* [Work to complete] Reproduce the full listing below unchanged, apart from the pictures.

-- begin Entries shown --

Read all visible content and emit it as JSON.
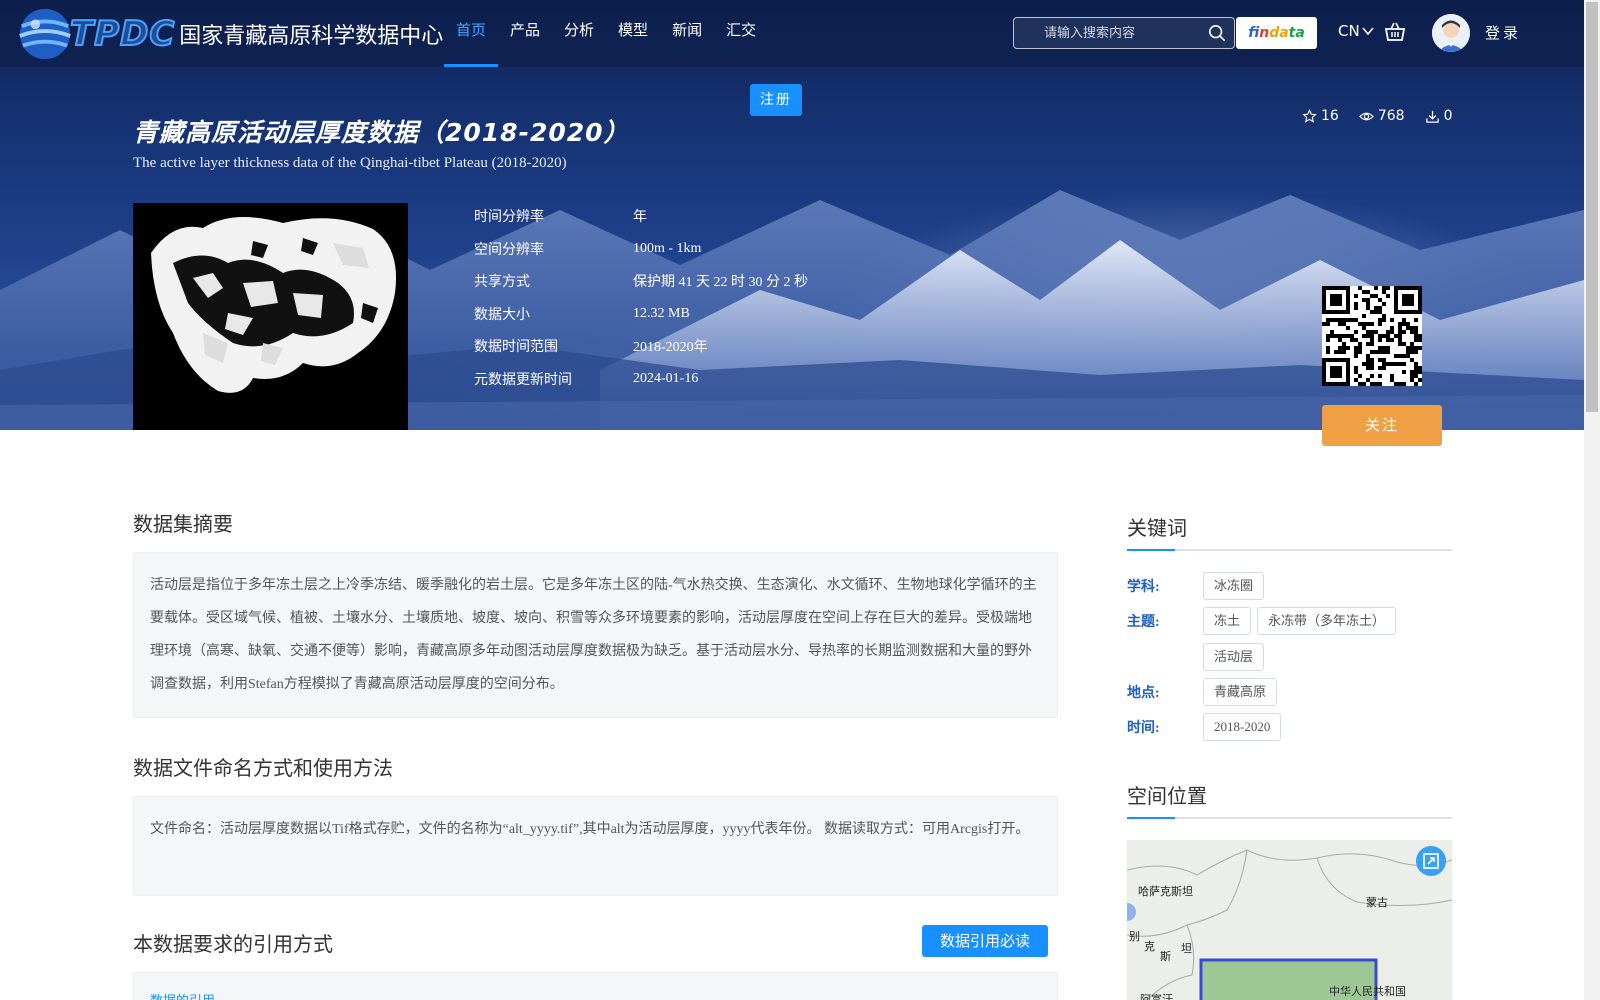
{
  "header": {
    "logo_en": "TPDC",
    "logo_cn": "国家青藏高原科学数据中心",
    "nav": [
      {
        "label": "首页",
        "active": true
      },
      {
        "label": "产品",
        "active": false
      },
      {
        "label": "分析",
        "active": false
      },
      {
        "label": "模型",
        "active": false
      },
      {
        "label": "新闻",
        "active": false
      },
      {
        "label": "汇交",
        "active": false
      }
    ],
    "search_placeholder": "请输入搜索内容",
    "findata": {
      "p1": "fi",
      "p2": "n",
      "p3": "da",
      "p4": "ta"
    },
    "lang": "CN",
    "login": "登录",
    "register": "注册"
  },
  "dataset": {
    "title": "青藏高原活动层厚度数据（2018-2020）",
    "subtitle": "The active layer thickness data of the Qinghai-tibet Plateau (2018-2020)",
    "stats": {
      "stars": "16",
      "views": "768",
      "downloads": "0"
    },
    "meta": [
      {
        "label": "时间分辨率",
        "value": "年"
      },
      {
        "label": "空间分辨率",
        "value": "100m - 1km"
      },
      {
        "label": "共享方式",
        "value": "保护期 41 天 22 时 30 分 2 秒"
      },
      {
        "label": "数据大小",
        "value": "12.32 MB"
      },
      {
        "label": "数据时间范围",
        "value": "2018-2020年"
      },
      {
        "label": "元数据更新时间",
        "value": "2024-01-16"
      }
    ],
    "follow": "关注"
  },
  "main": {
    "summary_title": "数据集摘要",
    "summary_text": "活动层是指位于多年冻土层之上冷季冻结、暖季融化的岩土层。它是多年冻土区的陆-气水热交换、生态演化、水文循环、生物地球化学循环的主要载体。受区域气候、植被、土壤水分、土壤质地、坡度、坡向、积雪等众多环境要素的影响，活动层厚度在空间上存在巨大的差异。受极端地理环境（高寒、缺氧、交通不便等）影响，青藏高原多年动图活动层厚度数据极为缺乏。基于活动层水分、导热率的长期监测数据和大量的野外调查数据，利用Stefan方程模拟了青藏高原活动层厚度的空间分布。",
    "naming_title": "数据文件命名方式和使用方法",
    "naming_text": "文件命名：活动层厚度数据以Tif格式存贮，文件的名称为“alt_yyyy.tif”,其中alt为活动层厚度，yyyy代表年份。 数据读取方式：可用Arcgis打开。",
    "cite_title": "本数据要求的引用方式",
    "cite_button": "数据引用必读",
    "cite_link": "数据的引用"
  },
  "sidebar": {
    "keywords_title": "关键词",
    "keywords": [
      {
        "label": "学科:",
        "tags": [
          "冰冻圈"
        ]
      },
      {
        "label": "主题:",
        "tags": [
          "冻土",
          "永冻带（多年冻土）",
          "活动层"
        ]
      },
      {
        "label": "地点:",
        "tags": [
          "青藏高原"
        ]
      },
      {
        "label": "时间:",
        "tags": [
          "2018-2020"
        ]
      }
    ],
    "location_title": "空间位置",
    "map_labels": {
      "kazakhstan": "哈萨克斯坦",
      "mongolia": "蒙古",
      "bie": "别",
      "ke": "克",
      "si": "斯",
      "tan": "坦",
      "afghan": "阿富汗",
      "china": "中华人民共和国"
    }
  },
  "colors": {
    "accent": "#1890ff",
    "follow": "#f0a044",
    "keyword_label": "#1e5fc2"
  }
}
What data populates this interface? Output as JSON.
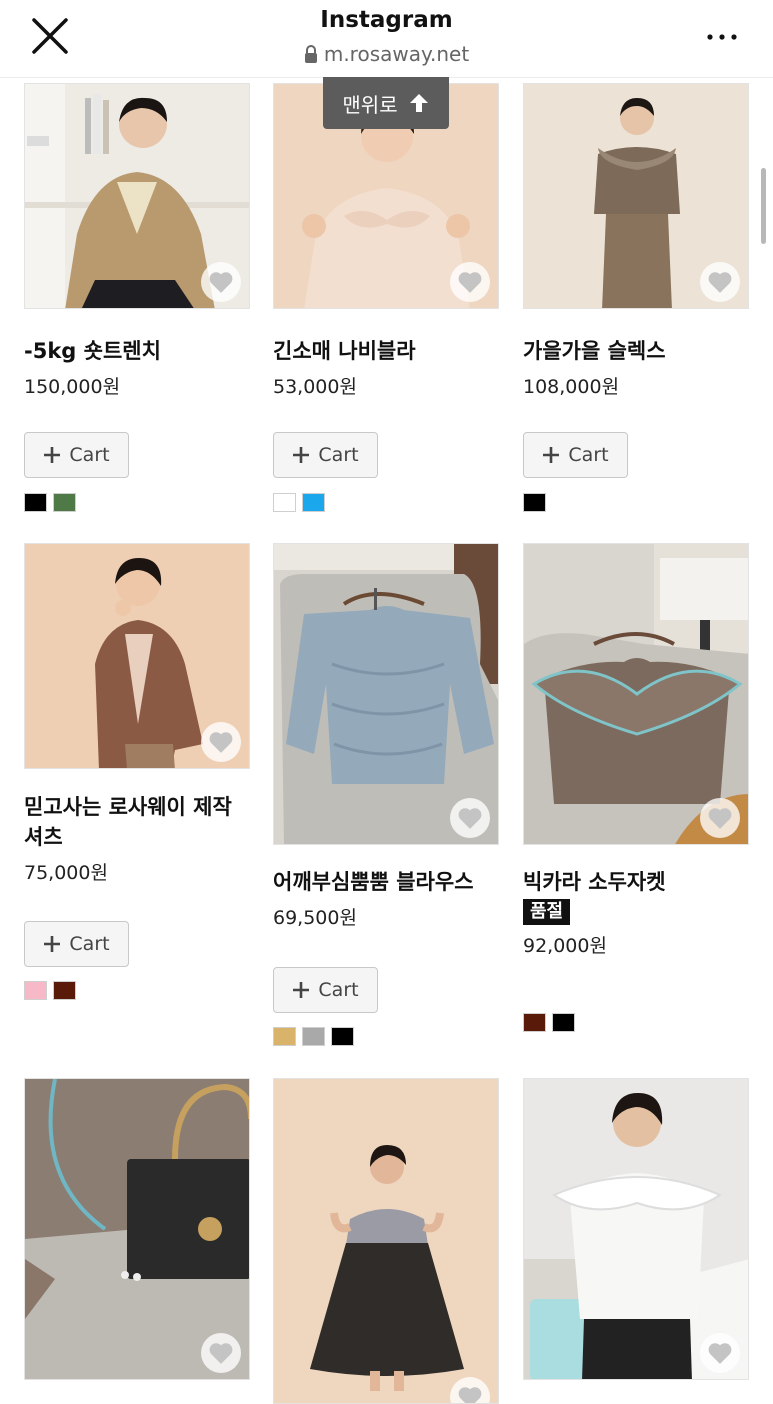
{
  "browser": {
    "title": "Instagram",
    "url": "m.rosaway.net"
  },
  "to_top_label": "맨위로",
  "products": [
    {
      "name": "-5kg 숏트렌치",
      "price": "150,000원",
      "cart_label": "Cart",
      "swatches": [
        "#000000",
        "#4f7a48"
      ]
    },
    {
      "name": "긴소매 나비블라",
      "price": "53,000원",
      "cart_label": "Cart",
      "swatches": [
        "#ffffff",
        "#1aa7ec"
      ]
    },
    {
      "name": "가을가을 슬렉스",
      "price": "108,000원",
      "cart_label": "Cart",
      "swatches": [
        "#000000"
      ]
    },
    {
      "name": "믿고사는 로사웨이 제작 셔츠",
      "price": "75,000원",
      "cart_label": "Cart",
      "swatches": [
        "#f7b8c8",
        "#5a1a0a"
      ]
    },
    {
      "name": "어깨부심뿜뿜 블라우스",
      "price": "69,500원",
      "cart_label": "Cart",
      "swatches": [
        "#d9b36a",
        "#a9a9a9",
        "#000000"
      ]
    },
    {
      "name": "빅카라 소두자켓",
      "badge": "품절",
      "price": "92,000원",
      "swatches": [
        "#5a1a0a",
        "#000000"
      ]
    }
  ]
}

-- end Entries shown --

* [The result]
Read all visible content and emit it as JSON.
{
  "header": {
    "logo_en": "TPDC",
    "logo_cn": "国家青藏高原科学数据中心",
    "nav": [
      {
        "label": "首页",
        "active": true
      },
      {
        "label": "产品",
        "active": false
      },
      {
        "label": "分析",
        "active": false
      },
      {
        "label": "模型",
        "active": false
      },
      {
        "label": "新闻",
        "active": false
      },
      {
        "label": "汇交",
        "active": false
      }
    ],
    "search_placeholder": "请输入搜索内容",
    "findata": {
      "p1": "fi",
      "p2": "n",
      "p3": "da",
      "p4": "ta"
    },
    "lang": "CN",
    "login": "登录",
    "register": "注册"
  },
  "dataset": {
    "title": "青藏高原活动层厚度数据（2018-2020）",
    "subtitle": "The active layer thickness data of the Qinghai-tibet Plateau (2018-2020)",
    "stats": {
      "stars": "16",
      "views": "768",
      "downloads": "0"
    },
    "meta": [
      {
        "label": "时间分辨率",
        "value": "年"
      },
      {
        "label": "空间分辨率",
        "value": "100m - 1km"
      },
      {
        "label": "共享方式",
        "value": "保护期 41 天 22 时 30 分 2 秒"
      },
      {
        "label": "数据大小",
        "value": "12.32 MB"
      },
      {
        "label": "数据时间范围",
        "value": "2018-2020年"
      },
      {
        "label": "元数据更新时间",
        "value": "2024-01-16"
      }
    ],
    "follow": "关注"
  },
  "main": {
    "summary_title": "数据集摘要",
    "summary_text": "活动层是指位于多年冻土层之上冷季冻结、暖季融化的岩土层。它是多年冻土区的陆-气水热交换、生态演化、水文循环、生物地球化学循环的主要载体。受区域气候、植被、土壤水分、土壤质地、坡度、坡向、积雪等众多环境要素的影响，活动层厚度在空间上存在巨大的差异。受极端地理环境（高寒、缺氧、交通不便等）影响，青藏高原多年动图活动层厚度数据极为缺乏。基于活动层水分、导热率的长期监测数据和大量的野外调查数据，利用Stefan方程模拟了青藏高原活动层厚度的空间分布。",
    "naming_title": "数据文件命名方式和使用方法",
    "naming_text": "文件命名：活动层厚度数据以Tif格式存贮，文件的名称为“alt_yyyy.tif”,其中alt为活动层厚度，yyyy代表年份。 数据读取方式：可用Arcgis打开。",
    "cite_title": "本数据要求的引用方式",
    "cite_button": "数据引用必读",
    "cite_link": "数据的引用"
  },
  "sidebar": {
    "keywords_title": "关键词",
    "keywords": [
      {
        "label": "学科:",
        "tags": [
          "冰冻圈"
        ]
      },
      {
        "label": "主题:",
        "tags": [
          "冻土",
          "永冻带（多年冻土）",
          "活动层"
        ]
      },
      {
        "label": "地点:",
        "tags": [
          "青藏高原"
        ]
      },
      {
        "label": "时间:",
        "tags": [
          "2018-2020"
        ]
      }
    ],
    "location_title": "空间位置",
    "map_labels": {
      "kazakhstan": "哈萨克斯坦",
      "mongolia": "蒙古",
      "bie": "别",
      "ke": "克",
      "si": "斯",
      "tan": "坦",
      "afghan": "阿富汗",
      "china": "中华人民共和国"
    }
  },
  "colors": {
    "accent": "#1890ff",
    "follow": "#f0a044",
    "keyword_label": "#1e5fc2"
  }
}
What data populates this interface? Output as JSON.
{
  "browser": {
    "title": "Instagram",
    "url": "m.rosaway.net"
  },
  "to_top_label": "맨위로",
  "products": [
    {
      "name": "-5kg 숏트렌치",
      "price": "150,000원",
      "cart_label": "Cart",
      "swatches": [
        "#000000",
        "#4f7a48"
      ]
    },
    {
      "name": "긴소매 나비블라",
      "price": "53,000원",
      "cart_label": "Cart",
      "swatches": [
        "#ffffff",
        "#1aa7ec"
      ]
    },
    {
      "name": "가을가을 슬렉스",
      "price": "108,000원",
      "cart_label": "Cart",
      "swatches": [
        "#000000"
      ]
    },
    {
      "name": "믿고사는 로사웨이 제작 셔츠",
      "price": "75,000원",
      "cart_label": "Cart",
      "swatches": [
        "#f7b8c8",
        "#5a1a0a"
      ]
    },
    {
      "name": "어깨부심뿜뿜 블라우스",
      "price": "69,500원",
      "cart_label": "Cart",
      "swatches": [
        "#d9b36a",
        "#a9a9a9",
        "#000000"
      ]
    },
    {
      "name": "빅카라 소두자켓",
      "badge": "품절",
      "price": "92,000원",
      "swatches": [
        "#5a1a0a",
        "#000000"
      ]
    }
  ]
}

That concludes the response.